**RECORDS PROVIDED:**

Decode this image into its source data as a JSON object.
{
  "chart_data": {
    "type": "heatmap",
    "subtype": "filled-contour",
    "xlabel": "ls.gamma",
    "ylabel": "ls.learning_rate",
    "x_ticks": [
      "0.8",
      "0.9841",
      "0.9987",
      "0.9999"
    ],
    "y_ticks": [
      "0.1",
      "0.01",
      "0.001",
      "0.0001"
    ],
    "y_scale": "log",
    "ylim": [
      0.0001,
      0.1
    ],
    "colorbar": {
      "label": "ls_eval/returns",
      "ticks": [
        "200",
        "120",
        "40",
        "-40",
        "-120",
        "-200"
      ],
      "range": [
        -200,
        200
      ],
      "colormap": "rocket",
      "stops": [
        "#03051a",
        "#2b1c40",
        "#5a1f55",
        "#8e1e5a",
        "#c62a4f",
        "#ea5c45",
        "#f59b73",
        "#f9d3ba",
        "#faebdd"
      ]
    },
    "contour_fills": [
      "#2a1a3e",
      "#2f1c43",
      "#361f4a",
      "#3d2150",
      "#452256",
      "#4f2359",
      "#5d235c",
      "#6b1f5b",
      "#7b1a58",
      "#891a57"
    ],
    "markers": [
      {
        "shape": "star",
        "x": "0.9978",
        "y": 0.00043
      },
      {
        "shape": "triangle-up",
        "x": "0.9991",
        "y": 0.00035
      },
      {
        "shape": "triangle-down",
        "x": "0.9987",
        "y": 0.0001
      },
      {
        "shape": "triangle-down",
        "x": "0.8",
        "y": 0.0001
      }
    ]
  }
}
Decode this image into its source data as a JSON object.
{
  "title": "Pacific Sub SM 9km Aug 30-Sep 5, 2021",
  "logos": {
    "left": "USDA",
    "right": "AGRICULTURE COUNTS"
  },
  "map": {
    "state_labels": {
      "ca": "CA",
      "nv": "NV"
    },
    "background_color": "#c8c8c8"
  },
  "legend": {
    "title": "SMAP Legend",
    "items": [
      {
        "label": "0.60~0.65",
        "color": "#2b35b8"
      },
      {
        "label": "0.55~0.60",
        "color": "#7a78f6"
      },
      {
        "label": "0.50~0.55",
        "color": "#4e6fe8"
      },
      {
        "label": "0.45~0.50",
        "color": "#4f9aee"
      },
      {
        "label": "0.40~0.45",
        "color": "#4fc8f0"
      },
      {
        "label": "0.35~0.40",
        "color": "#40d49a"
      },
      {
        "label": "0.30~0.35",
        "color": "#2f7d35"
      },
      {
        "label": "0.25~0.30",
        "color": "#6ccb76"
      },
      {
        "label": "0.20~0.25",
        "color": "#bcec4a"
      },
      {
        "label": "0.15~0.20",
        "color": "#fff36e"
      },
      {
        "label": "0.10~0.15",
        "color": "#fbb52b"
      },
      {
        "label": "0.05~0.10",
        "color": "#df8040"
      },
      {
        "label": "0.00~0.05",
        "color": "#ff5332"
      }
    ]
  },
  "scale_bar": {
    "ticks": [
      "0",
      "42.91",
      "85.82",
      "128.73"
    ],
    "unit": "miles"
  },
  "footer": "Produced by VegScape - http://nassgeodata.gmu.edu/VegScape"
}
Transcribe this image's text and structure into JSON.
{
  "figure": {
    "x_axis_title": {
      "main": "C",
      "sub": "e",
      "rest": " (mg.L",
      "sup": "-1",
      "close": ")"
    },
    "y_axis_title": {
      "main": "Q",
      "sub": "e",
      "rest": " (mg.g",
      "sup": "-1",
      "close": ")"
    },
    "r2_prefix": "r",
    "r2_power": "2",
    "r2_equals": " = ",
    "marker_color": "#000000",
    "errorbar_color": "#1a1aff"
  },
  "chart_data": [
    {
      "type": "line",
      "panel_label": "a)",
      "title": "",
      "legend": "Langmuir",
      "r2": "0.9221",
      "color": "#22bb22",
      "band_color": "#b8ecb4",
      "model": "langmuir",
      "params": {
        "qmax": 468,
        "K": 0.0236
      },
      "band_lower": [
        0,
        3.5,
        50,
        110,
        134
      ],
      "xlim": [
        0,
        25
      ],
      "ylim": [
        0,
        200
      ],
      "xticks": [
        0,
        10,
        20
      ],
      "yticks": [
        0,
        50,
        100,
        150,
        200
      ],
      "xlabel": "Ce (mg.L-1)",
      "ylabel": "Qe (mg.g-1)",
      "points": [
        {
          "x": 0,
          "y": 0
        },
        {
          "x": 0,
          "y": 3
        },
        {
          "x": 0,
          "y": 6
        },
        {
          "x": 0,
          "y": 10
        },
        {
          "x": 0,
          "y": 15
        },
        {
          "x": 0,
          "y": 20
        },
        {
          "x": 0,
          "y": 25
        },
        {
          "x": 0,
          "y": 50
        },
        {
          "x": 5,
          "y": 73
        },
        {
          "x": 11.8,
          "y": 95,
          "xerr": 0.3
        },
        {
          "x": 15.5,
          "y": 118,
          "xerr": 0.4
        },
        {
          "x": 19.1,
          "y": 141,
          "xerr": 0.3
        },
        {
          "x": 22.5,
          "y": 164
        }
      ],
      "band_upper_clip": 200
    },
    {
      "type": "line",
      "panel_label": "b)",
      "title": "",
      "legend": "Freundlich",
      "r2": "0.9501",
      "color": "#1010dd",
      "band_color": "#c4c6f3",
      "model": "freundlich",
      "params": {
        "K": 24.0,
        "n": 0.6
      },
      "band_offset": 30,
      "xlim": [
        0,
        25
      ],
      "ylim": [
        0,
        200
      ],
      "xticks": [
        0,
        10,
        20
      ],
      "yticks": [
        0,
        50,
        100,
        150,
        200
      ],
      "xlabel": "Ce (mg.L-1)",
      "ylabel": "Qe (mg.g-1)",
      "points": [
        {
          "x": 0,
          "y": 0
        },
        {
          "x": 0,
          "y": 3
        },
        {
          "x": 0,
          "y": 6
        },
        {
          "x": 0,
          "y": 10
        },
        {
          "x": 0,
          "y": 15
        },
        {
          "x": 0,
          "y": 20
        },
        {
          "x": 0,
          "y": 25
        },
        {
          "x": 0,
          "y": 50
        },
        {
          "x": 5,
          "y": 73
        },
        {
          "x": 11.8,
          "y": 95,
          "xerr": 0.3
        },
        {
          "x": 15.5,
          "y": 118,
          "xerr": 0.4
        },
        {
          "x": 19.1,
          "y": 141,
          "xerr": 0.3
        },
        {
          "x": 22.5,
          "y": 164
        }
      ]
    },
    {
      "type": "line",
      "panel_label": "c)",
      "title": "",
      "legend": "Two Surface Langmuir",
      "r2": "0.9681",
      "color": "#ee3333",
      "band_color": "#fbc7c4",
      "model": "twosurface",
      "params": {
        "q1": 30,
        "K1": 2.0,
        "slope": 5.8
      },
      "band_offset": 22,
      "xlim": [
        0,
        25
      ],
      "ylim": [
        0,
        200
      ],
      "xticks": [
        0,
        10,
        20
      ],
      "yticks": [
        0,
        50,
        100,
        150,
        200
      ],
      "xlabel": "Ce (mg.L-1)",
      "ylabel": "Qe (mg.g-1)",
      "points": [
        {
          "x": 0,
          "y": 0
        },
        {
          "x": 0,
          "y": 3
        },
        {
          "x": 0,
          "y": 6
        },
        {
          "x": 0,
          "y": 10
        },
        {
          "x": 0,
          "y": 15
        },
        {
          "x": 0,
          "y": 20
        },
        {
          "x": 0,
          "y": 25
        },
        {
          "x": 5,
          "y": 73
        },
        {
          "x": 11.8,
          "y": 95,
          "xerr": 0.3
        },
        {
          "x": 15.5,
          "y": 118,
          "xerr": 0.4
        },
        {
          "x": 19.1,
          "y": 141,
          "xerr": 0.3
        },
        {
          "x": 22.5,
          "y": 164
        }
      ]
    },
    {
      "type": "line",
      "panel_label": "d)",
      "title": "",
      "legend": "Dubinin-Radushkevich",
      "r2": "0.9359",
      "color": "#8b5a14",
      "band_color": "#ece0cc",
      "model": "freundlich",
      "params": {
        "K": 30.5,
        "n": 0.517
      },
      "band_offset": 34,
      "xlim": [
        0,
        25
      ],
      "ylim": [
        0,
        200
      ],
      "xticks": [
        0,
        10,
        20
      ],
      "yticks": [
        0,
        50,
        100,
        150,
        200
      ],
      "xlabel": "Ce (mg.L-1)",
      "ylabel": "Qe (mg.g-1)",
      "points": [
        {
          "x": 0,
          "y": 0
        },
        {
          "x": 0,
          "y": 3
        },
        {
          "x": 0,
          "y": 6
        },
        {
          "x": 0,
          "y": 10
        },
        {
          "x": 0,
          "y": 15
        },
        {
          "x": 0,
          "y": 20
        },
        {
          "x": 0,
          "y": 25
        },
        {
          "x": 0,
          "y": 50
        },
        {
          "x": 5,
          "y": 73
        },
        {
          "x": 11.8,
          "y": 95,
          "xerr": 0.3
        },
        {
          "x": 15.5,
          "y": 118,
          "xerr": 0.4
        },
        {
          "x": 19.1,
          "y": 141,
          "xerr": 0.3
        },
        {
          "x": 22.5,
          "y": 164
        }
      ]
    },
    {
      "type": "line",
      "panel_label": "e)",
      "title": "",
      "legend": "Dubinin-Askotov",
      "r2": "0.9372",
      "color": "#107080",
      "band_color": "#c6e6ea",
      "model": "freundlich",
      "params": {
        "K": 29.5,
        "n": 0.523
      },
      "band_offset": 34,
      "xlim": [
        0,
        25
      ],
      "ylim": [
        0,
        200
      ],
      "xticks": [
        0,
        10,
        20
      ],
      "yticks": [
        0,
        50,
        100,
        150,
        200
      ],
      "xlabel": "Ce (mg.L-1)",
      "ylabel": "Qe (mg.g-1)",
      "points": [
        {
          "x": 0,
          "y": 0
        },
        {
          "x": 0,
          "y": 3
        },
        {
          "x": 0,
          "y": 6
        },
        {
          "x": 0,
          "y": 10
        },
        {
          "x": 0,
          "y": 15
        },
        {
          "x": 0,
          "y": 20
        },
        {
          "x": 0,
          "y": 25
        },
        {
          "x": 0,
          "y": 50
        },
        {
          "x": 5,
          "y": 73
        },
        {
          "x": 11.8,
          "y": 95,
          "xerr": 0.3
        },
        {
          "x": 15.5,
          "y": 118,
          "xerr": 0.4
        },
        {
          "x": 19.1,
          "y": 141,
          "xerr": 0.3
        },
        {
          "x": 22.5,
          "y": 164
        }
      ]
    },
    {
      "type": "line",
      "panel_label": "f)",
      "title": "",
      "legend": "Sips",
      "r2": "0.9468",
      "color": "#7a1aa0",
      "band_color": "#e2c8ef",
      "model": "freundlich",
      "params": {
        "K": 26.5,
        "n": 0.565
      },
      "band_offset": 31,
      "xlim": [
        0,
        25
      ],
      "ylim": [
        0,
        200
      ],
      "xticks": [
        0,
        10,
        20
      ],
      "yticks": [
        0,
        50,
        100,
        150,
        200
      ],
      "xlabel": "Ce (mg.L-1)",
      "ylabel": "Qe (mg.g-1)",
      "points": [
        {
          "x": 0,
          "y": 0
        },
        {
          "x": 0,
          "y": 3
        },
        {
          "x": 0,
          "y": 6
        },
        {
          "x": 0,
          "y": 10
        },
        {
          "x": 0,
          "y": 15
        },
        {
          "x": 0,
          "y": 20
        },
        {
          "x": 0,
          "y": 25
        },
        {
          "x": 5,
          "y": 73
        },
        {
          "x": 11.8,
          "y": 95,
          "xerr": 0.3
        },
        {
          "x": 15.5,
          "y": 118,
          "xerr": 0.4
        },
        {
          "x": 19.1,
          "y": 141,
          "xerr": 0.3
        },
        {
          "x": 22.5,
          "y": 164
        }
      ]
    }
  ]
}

**WHAT TO DO:**
Show the lines of the records that include the string "shape".

**WRITTEN SOLUTION:**
        "shape": "star",
        "shape": "triangle-up",
        "shape": "triangle-down",
        "shape": "triangle-down",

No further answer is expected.